REQUIRED WORK: Here are some records; copy every line that holds the word "Bovine".

SUPPLIED ENTRIES:
|---|
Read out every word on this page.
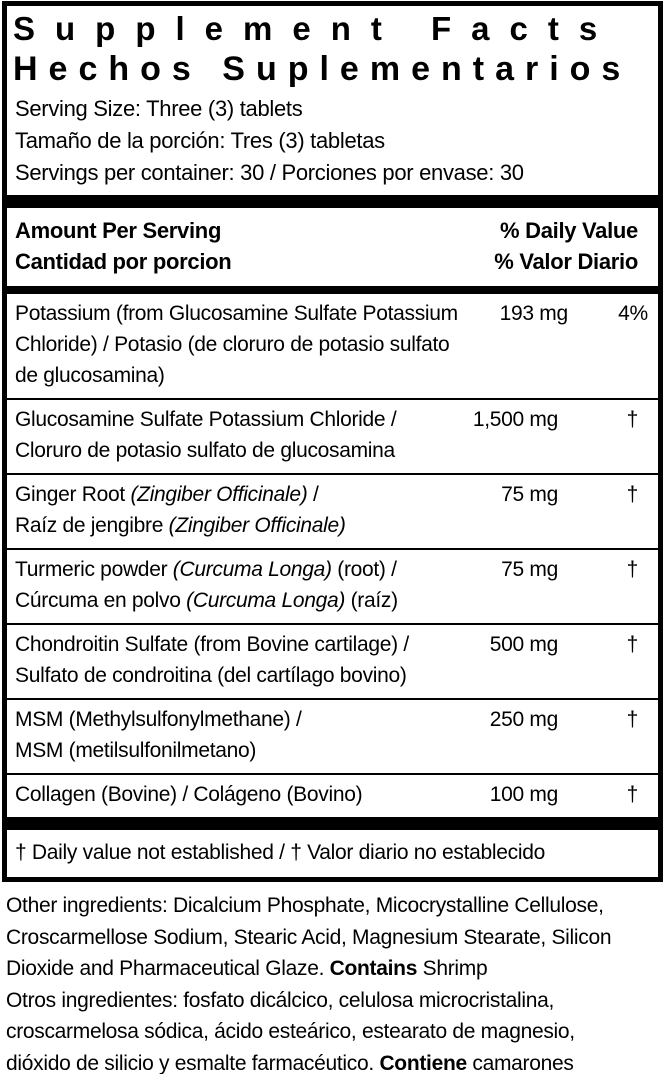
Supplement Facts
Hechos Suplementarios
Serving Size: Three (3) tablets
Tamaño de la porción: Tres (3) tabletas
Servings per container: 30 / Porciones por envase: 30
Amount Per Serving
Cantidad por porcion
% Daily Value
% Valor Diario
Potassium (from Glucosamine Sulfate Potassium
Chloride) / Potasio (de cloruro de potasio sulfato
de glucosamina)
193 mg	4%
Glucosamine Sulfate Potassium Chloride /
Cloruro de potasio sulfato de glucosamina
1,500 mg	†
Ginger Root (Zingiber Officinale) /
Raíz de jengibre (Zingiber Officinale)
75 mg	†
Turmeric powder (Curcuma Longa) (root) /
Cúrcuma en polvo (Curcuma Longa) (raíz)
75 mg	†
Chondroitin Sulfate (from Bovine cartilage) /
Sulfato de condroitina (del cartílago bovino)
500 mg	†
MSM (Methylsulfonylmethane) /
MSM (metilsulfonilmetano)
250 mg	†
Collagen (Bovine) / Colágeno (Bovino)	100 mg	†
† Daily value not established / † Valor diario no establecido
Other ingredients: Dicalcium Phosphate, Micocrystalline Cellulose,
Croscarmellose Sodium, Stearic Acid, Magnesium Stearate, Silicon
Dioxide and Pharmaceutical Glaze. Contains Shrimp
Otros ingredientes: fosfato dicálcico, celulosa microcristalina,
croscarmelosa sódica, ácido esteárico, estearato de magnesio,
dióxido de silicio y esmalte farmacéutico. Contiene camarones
|---|
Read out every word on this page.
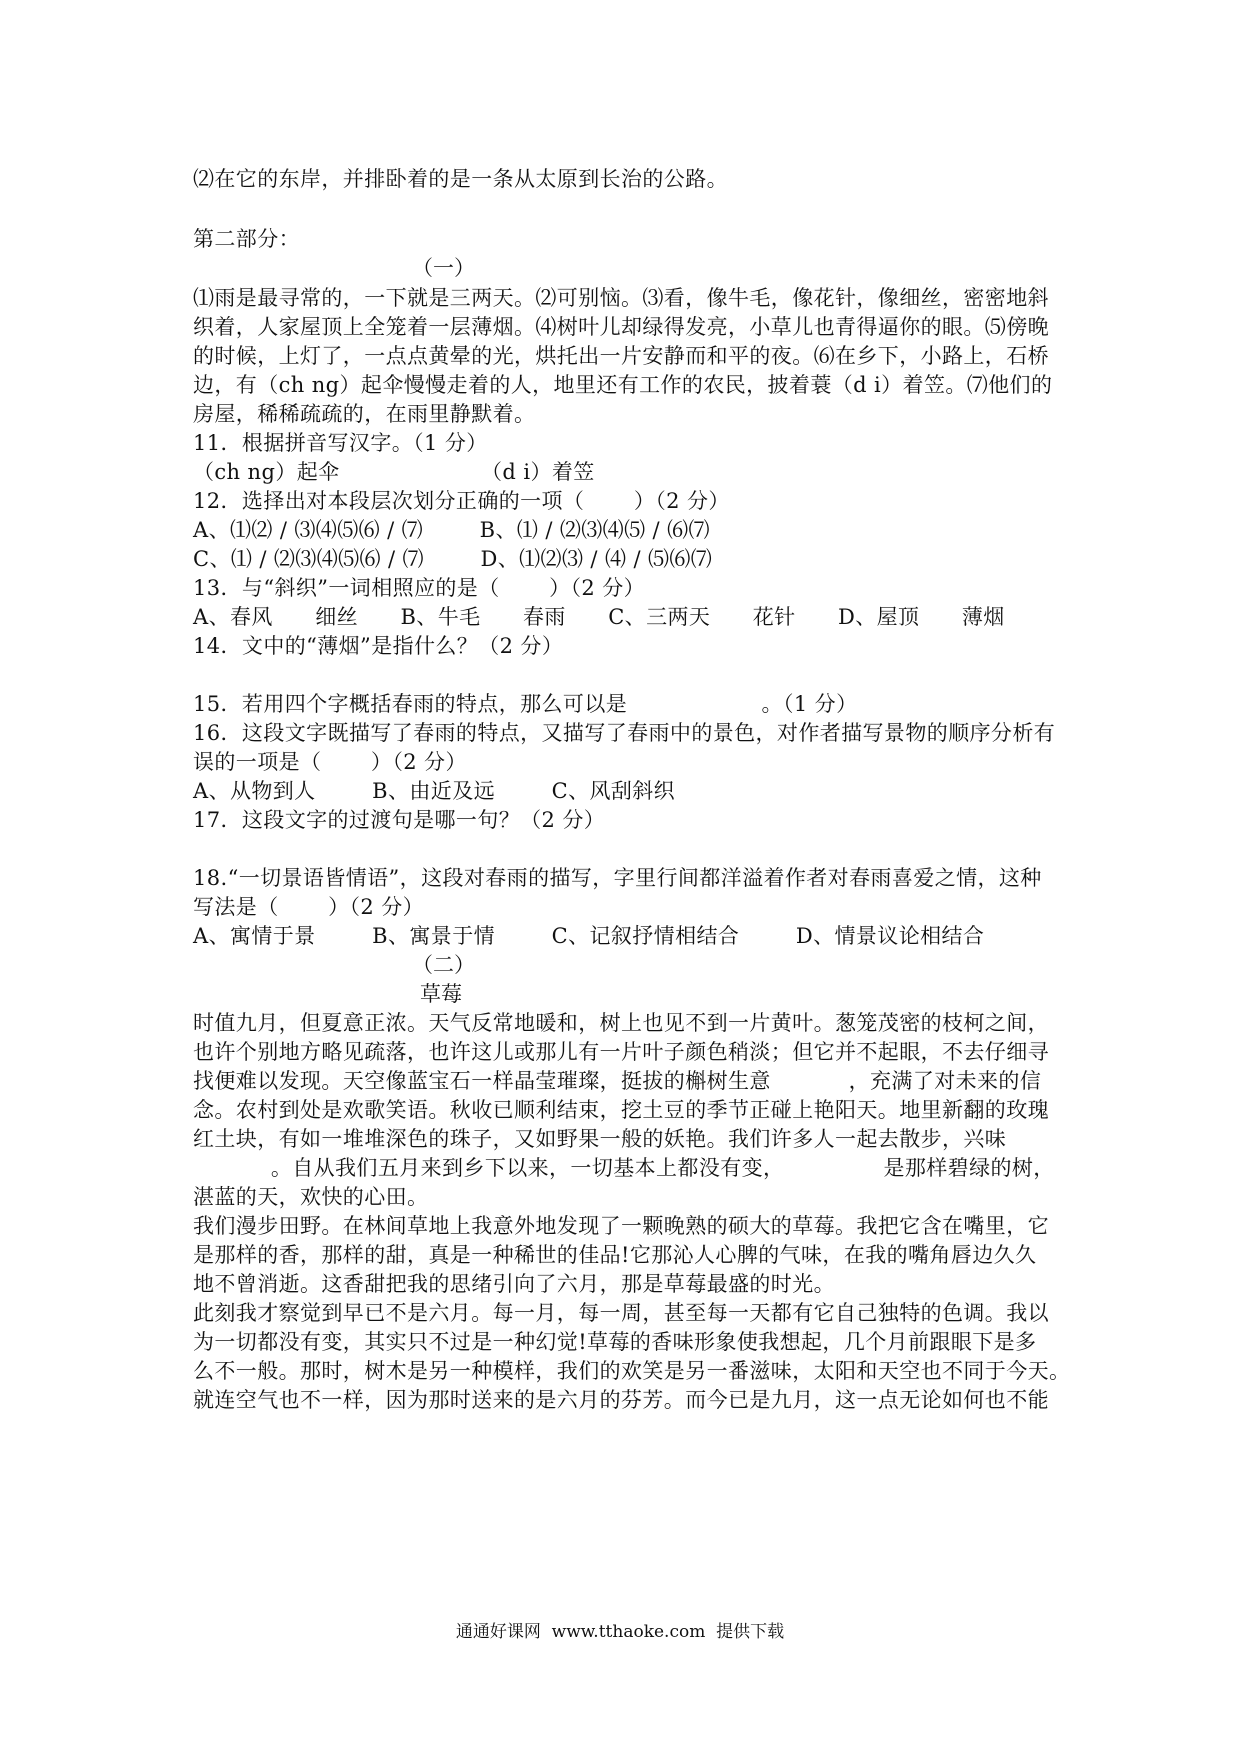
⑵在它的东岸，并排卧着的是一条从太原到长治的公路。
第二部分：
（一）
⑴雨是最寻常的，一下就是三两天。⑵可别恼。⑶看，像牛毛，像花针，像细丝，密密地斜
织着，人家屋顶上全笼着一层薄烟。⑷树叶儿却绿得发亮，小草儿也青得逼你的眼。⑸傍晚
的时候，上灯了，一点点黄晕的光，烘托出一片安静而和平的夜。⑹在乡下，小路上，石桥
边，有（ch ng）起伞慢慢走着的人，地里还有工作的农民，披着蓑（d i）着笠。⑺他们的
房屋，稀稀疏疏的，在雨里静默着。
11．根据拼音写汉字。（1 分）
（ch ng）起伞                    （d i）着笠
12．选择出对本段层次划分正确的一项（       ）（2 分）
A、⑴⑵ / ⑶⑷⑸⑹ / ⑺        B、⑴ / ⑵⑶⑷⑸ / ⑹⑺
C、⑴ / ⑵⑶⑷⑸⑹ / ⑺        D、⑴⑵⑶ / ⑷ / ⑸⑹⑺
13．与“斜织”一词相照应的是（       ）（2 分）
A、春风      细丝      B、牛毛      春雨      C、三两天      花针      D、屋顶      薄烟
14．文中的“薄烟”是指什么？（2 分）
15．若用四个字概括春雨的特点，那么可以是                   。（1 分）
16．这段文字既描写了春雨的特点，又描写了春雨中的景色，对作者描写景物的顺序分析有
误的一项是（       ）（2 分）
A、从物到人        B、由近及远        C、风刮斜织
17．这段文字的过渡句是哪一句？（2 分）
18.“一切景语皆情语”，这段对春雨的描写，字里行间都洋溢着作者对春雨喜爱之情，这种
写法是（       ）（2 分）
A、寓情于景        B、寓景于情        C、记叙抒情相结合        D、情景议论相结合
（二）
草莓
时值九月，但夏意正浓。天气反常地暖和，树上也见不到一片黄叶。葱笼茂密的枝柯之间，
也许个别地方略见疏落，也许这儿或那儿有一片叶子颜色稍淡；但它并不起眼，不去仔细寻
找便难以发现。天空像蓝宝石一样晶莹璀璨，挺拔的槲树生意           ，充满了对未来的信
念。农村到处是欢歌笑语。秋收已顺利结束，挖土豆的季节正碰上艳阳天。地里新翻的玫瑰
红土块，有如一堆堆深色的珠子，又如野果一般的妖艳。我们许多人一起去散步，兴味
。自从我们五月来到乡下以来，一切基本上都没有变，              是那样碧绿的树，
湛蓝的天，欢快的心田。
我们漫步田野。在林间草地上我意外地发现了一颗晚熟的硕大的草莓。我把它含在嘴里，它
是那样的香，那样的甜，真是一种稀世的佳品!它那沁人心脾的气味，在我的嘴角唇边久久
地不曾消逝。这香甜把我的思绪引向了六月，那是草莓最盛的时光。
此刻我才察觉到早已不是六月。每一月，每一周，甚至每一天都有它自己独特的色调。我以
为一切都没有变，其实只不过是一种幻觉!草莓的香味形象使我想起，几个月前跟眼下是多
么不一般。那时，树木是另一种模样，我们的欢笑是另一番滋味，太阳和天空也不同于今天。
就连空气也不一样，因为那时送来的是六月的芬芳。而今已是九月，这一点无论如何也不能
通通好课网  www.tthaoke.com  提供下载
|---|
THE RESPONSE:
Chondroitin Sulfate (from Bovine cartilage) /
Collagen (Bovine) / Colágeno (Bovino)	100 mg	†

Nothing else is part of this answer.